COMPITO A:
Rispondi alle seguenti domande sull'articolo dedicato a Boncinelli e al festival Filosofi lungo l'Oglio.
(i) In quale luogo e a che ora Boncinelli inaugurerà la rassegna?
(ii) Qual è il titolo della relazione di Boncinelli?
(iii) Secondo Boncinelli, da quanto tempo sono stati scoperti meccanismi come i neuroni specchio?
COMPITO B: Fornisci il seguito dell'articolo su Boncinelli e il festival Filosofi lungo l'Oglio, riprendendo subito dopo l'ultima frase.

ESTRATTO DOCUMENTO:
◇ ◇ ◇
Quasi un presagio dell'assunto tematico («Noi e gli altri») del Festival Filosofi lungo l'Oglio. Sarà proprio Boncinelli a inaugurare domani sera (Palazzo Martinengo di Orzivecchi, ore 21.15) la kermesse curata da Francesca Nodari.La società è un arcipelago di solitudini, le relazioni umane si svuotano, qualcuno profetizza la morte del prossimo. Questo lo stato delle cose? «Non condivido questa idea. L'amore e l'interesse per il prossimo non sono mai venuti meno. L'unica differenza è che ora siamo molti più di prima», taglia corto Boncinelli. La sua relazione che farà da prologo alla rassegna si intitola «La percezione degli altri» ed ha un taglio scientifico. «Abbiamo sempre imitato e ci siamo rispecchiati negli altri. Il bambino impara dalla mamma ad aprire la bocca, quando vede il cucchiaino. Da una decina d'anni abbiamo scoperto meccanismi nuovi, come i famosi neuroni specchio, che si attivano sia quando io faccio una cosa che quando la vedo fare. Questi neuroni si chiamano così perché riflettono quello che vedono nel cervello altrui.
◇ ◇ ◇
ESTRATTI DATI:
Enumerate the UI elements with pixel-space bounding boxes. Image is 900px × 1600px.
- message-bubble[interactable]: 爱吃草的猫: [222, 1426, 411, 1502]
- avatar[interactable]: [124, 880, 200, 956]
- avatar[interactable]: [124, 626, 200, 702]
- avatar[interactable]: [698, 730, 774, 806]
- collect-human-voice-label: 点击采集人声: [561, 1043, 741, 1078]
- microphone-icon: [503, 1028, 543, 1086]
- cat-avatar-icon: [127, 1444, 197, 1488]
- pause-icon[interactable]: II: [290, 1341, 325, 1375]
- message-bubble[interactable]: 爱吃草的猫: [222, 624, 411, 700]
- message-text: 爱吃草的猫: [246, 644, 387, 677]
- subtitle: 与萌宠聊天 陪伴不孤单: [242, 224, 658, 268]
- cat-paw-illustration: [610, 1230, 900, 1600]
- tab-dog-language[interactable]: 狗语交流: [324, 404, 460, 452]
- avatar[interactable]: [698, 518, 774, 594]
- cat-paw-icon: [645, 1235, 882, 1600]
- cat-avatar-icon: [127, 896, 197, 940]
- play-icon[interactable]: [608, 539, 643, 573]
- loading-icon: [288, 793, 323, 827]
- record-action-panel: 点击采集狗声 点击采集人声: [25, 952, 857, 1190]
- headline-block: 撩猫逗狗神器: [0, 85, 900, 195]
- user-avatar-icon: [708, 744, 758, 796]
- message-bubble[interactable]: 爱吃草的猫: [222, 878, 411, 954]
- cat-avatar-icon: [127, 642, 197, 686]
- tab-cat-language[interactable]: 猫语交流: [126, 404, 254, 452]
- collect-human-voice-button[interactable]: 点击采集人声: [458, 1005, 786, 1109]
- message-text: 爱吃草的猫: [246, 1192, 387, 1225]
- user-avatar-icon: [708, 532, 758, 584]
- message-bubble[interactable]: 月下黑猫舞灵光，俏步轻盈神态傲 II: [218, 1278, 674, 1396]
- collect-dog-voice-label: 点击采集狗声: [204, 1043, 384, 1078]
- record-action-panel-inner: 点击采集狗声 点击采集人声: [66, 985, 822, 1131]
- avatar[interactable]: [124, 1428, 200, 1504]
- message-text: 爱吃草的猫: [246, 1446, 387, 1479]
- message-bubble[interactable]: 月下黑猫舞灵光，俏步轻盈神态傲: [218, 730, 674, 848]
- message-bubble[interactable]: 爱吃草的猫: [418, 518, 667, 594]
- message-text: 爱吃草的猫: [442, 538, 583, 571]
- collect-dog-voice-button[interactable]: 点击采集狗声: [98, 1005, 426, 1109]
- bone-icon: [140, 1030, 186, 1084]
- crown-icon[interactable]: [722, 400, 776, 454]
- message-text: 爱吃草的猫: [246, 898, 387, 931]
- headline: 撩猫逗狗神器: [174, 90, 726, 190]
◇ ◇ ◇
RISULTATO A:
(i) A Palazzo Martinengo di Orzivecchi, alle 21.15.
(ii) «La percezione degli altri».
(iii) Da una decina d'anni.

RISULTATO B:
Si tratta di una facoltà del nostro sistema nervoso fondamentale per la comprensione e l'apprendimento, che inoltre attesta la nostra capacità di porci in relazione con gli altri». L'uomo è un animale sociale, ma anche un animale visivo: più della metà dei neuroni della corteccia cerebrale, infatti, reagiscono a informazioni visive. Dalla necessità della dimensione partecipativa dell'esperienza non possono prescindere politica, sentimenti, ma anche logica e linguaggio. «Proprio così. Nel collettivo l'uomo trova la sua cifra più vera e letteralmente unica. Nessuno da solo può raggiungere una qualsiasi conclusione che sia diversa da quanto gli fanno credere i suoi sensi, ma un collettivo sì. Le conclusioni dei singoli possono essere avallate, contraddette o corrette da un collettivo di uomini operanti in un sufficiente lasso di tempo. Da soli non avremmo una logica, che è una costruzione eminentemente collettiva, visto che nessuno di noi è perfettamente logico. Da soli non avremmo una scienza, prodotto di una continua interazione fra uomini e fra uomini e cose. Da soli non avremmo una storia né la capacità di conoscere fatti di terre lontane. Anche se ci impegnassimo allo spasimo, ciascuno di noi non vive abbastanza per raggiungere da solo tali obiettivi». Chi ama il mondo, lo vuole modificare, ha scritto Boncinelli. «Questa è la tendenza. Il progresso è veramente inarrestabile e la conoscenza scientifica in continua espansione. Ma l'uomo non si accontenta di apprendere cose sempre nuove; cerca immediatamente di utilizzare tutto questo per sempre nuove e mirabolanti applicazioni». Avanti di questo passo, il futuro ci consegnerà l'uomo artificiale? «È probabile».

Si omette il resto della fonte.